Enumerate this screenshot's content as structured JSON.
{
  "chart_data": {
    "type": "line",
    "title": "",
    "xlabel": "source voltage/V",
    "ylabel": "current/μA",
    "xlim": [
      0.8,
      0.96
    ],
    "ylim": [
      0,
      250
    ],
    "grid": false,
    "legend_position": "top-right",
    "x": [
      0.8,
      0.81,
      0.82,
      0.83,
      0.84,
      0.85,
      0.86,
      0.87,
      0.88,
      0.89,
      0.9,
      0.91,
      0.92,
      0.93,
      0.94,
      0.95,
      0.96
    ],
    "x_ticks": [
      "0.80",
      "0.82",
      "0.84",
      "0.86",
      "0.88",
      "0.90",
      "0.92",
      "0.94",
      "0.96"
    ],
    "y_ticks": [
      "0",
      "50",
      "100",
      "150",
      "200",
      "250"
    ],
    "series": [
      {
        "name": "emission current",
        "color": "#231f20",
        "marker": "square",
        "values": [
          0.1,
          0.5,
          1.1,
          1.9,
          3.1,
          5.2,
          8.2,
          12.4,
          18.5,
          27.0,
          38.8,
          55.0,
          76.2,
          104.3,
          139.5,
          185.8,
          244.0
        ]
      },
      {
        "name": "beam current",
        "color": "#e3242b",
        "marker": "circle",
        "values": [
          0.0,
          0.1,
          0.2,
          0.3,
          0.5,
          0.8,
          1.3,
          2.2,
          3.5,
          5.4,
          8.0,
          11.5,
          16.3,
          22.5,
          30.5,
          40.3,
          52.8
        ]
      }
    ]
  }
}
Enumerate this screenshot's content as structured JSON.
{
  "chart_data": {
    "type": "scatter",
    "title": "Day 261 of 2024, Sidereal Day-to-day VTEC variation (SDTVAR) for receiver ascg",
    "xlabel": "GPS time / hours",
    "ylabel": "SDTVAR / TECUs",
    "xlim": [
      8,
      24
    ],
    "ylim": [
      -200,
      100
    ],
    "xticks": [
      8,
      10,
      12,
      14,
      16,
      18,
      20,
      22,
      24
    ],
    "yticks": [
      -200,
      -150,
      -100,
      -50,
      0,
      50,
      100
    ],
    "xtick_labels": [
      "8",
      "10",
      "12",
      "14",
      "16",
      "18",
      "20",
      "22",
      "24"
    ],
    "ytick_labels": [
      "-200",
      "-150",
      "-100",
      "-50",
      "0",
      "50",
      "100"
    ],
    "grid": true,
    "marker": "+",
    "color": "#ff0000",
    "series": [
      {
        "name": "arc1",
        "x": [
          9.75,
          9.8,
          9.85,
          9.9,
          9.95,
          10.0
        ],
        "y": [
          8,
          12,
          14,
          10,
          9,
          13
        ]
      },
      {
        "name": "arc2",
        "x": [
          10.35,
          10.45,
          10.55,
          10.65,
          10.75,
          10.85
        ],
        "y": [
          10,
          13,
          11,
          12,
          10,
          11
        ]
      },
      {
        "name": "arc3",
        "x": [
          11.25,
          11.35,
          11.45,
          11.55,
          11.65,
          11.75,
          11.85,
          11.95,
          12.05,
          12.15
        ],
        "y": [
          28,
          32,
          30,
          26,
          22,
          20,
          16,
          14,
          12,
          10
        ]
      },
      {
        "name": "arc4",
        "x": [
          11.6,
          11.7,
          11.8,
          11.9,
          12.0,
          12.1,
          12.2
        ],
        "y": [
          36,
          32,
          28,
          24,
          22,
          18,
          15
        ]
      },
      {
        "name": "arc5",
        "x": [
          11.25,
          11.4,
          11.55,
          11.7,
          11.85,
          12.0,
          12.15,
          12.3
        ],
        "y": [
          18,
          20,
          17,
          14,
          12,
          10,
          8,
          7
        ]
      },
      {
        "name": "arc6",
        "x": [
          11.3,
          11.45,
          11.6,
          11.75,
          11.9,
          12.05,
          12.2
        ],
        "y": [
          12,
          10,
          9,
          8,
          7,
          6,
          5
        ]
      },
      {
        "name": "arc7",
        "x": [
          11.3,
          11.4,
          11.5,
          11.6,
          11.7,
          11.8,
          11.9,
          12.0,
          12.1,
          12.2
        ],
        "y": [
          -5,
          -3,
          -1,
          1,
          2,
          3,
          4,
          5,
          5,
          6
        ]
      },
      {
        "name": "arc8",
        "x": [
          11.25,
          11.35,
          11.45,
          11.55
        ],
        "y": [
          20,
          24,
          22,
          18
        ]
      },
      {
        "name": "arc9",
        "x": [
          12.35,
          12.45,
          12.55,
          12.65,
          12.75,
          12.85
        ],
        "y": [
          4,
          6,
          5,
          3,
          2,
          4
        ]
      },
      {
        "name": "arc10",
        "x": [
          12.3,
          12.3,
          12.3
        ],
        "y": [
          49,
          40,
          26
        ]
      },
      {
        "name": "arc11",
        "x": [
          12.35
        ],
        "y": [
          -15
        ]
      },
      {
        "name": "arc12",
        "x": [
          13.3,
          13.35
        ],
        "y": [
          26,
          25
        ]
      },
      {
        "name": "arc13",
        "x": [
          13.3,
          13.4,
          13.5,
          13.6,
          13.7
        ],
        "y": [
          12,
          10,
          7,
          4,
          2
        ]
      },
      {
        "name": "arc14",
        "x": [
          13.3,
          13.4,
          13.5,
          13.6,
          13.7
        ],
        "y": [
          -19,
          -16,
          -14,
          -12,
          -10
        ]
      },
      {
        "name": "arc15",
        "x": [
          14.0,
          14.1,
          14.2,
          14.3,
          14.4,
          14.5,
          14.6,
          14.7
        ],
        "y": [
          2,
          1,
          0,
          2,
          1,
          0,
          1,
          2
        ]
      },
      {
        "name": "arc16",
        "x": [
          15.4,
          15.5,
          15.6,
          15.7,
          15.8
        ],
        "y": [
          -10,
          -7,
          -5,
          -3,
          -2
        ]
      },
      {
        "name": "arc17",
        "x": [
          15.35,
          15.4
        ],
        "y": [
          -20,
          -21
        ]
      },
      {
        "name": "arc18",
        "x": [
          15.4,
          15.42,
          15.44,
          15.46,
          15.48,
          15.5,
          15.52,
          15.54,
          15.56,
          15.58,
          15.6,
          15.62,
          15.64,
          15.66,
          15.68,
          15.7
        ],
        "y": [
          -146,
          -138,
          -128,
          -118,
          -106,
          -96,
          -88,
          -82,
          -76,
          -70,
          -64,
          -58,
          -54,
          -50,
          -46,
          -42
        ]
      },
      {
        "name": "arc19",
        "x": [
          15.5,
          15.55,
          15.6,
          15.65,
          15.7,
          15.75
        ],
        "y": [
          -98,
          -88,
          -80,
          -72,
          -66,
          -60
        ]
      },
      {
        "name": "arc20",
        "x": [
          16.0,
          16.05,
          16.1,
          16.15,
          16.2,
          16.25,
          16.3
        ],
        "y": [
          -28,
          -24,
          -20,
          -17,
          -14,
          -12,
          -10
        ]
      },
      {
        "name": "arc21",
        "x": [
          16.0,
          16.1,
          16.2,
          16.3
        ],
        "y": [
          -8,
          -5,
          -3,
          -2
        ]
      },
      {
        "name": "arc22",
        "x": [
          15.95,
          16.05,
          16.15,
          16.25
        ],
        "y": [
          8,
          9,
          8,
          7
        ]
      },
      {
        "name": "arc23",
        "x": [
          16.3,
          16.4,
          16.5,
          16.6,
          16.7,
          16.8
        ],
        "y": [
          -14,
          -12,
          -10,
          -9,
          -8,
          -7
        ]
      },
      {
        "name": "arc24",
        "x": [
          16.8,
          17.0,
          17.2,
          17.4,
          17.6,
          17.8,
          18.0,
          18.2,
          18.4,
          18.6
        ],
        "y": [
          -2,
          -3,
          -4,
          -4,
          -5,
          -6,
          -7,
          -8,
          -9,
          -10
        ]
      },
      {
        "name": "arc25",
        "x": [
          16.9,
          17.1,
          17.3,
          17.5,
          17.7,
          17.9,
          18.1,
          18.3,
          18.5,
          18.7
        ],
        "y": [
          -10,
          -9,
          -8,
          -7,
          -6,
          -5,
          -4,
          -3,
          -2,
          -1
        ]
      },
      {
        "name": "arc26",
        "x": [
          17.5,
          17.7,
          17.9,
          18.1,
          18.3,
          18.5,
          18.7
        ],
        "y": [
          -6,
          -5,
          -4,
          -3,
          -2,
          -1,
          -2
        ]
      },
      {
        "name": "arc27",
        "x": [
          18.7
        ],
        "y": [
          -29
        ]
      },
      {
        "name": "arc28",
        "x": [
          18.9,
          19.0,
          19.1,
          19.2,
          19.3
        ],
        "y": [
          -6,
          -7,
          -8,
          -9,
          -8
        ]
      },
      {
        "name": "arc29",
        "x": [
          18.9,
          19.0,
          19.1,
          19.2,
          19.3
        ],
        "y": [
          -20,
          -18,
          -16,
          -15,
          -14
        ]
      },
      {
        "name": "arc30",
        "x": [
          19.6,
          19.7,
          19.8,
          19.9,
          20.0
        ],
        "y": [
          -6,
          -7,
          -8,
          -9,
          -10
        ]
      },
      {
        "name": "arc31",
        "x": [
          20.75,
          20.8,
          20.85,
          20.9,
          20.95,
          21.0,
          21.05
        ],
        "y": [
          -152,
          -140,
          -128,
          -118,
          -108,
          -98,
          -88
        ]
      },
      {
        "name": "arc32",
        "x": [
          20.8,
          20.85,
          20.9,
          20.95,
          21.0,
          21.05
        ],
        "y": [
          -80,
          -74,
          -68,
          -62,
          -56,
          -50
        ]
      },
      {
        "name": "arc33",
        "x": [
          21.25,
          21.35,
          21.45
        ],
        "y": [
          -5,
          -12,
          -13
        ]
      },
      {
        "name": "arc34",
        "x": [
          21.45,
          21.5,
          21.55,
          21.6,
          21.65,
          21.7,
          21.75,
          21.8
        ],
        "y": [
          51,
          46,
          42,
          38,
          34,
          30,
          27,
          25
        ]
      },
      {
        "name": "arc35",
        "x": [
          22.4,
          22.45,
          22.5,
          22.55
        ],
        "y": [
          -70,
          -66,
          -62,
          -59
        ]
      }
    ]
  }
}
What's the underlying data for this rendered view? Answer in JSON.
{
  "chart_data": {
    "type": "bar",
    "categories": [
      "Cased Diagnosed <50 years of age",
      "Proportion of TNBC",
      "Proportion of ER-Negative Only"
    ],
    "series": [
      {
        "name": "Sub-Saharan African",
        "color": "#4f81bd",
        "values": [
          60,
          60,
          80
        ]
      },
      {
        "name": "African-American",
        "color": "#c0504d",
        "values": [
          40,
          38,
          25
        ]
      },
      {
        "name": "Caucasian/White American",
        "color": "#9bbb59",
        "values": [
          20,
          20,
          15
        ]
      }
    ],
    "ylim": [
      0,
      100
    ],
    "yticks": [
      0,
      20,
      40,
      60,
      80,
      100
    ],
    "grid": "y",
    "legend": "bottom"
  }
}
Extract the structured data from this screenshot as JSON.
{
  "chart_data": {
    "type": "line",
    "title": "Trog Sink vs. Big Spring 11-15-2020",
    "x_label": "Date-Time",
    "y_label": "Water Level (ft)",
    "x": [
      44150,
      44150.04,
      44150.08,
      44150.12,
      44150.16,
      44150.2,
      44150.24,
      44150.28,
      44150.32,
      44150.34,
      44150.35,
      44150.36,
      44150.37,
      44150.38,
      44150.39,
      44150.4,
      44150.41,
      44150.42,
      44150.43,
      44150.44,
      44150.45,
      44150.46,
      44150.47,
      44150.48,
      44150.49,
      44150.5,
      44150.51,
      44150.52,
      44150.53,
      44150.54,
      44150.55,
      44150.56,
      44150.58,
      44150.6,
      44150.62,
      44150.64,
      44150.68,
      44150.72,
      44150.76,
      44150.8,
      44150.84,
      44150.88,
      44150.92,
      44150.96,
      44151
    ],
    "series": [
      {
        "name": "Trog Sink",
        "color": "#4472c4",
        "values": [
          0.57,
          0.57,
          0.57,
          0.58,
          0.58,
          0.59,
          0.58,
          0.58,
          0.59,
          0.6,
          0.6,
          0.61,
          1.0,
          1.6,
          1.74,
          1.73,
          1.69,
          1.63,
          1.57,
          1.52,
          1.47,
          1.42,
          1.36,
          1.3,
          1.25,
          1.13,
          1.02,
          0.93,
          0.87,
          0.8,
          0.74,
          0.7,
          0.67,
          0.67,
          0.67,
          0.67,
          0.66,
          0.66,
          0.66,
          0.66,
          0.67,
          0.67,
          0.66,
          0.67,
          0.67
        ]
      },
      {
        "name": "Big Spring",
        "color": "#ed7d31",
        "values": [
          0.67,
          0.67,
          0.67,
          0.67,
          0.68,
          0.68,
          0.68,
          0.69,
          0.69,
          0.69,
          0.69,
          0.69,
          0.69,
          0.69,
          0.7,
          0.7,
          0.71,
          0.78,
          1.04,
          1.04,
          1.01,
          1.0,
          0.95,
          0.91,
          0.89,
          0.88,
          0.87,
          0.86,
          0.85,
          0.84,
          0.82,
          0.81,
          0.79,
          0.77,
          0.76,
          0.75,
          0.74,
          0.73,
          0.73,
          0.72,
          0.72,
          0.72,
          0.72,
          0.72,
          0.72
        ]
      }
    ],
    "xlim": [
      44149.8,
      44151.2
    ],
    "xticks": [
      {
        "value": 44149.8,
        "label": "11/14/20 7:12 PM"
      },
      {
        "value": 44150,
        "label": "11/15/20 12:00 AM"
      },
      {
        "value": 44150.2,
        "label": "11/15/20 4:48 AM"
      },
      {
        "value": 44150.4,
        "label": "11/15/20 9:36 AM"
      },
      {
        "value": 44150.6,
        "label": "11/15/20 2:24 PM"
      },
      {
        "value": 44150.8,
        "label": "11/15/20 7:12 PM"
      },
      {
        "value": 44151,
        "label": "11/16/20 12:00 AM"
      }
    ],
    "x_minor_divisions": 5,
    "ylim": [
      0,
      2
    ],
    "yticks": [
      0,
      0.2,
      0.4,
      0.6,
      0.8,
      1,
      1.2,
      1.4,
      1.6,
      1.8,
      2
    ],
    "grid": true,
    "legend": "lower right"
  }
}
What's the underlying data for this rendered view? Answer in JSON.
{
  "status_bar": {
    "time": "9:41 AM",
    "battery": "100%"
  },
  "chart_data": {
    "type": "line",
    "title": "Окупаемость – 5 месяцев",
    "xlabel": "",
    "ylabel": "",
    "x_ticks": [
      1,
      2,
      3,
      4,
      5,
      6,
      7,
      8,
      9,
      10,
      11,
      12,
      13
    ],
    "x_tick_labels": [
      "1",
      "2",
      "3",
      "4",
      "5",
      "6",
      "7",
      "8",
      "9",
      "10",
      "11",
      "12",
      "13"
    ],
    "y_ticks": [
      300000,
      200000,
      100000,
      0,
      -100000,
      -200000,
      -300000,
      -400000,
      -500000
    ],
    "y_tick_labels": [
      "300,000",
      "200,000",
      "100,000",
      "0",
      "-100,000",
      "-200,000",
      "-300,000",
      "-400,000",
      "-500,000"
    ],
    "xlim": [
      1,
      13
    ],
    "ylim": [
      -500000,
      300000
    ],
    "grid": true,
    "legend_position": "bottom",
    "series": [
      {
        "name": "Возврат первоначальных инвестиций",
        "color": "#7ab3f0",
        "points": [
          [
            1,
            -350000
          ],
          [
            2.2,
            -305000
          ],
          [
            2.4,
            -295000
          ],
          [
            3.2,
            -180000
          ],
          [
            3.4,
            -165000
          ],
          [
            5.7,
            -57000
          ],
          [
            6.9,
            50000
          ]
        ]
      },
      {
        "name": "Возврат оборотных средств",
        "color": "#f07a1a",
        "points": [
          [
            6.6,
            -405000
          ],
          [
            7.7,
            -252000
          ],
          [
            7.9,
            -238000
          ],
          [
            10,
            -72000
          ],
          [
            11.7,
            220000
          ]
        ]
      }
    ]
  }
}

== TASK TO COMPLETE ==
Scan the listing above for the word "color" and show each line where it is found.

== FINAL RESULT ==
        "color": "#231f20",
        "color": "#e3242b",
    "color": "#ff0000",
        "color": "#4f81bd",
        "color": "#c0504d",
        "color": "#9bbb59",
        "color": "#4472c4",
        "color": "#ed7d31",
        "color": "#7ab3f0",
        "color": "#f07a1a",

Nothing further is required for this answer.